_Page_
---

N’est-il pas indécent de considérer le saccage d’une vie qu’on a pris 10 ou 20 ans à construire, comme l’ouverture d’un chantier qui la rendra finalement plus belle, plus sereine, plus riche qu’elle ne l’était jusque-là ?
Et ce «chômage heureux» que certains Bobos et autres illuminés nous promettent n’est-il pas, en définitive, qu’un vaste enfumage idéologique visant à «positiver» le négatif d’un système qui met quelques secondes pour exclure ses bons petits soldats dévoués et des années à les réintégrer dans ses rangs. Ou jamais…
«Je vous vire - souvent comme un malpropre - mais saisissez les avantages de la situation : Je vous rends votre liberté, vous délivre des obligations qui vous enchaînent au train-train quotidien d’une vie sans relief et finalement sans perspectives professionnelles à la place que vous occupez, aux responsabilités insignifiantes qui sont les vôtres. Vous avez enfin tout le loisir de vous consacrer à vous et à vos proches. Je vous donne l’opportunité de faire le bilan de votre parcours professionnel, de réfléchir à votre avenir, de vous ouvrir de nouvelles perspectives afin de repartir sur d’autres bases, d’autres projets plus enthousiasmants. Et pendant cette période, dans mon extrême bonté, je vous accorde 57% de votre salaire brut, le montant de votre Aide au Retour à l’Emploi (ARE) et ce, pendant 23 mois. Eh oui, je vous octroie un délai de deux ans, deux longues années, pour vous retourner, vous former, vous reconstruire. Vingt-trois mois que vous pouvez utiliser comme bon vous semble, à votre convenance, à votre rythme. Au cours de cette période, vous avez même le droit de prendre des vacances ! Pas belle la vie ?».

---

_Informations affichées_
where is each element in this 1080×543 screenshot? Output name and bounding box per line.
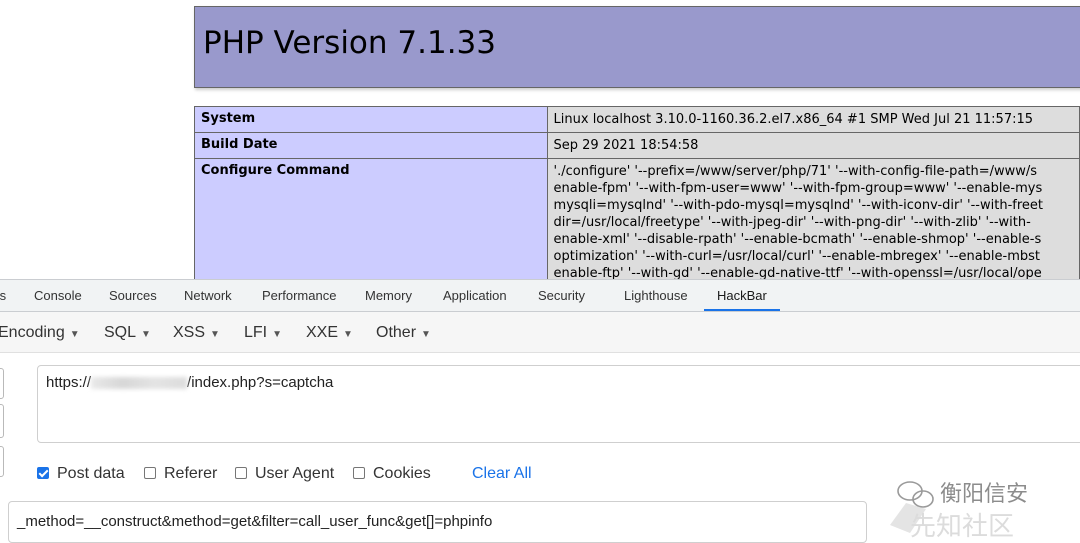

---

_Consignes_
1. Répondez à ces questions d'après le texte sur le chômage :
(a) Combien d'années faut-il, selon le texte, pour construire une vie ?
(b) Quel pourcentage du salaire brut est accordé pendant la période d'indemnisation ?
(c) Pendant combien de mois l'Aide au Retour à l'Emploi est-elle versée ?
2. Modifiez le texte sur le chômage en reprenant le passage qui commence aux mots « N’est-il pas indécent » et s'arrête après « l’était jusque-là ? ». Remplacez-y « chantier » par « projet ».

_Résultats finaux_
1.
(a) 10 ou 20 ans.
(b) 57 %.
(c) 23 mois.

2.
N’est-il pas indécent de considérer le saccage d’une vie qu’on a pris 10 ou 20 ans à construire, comme l’ouverture d’un projet qui la rendra finalement plus belle, plus sereine, plus riche qu’elle ne l’était jusque-là ?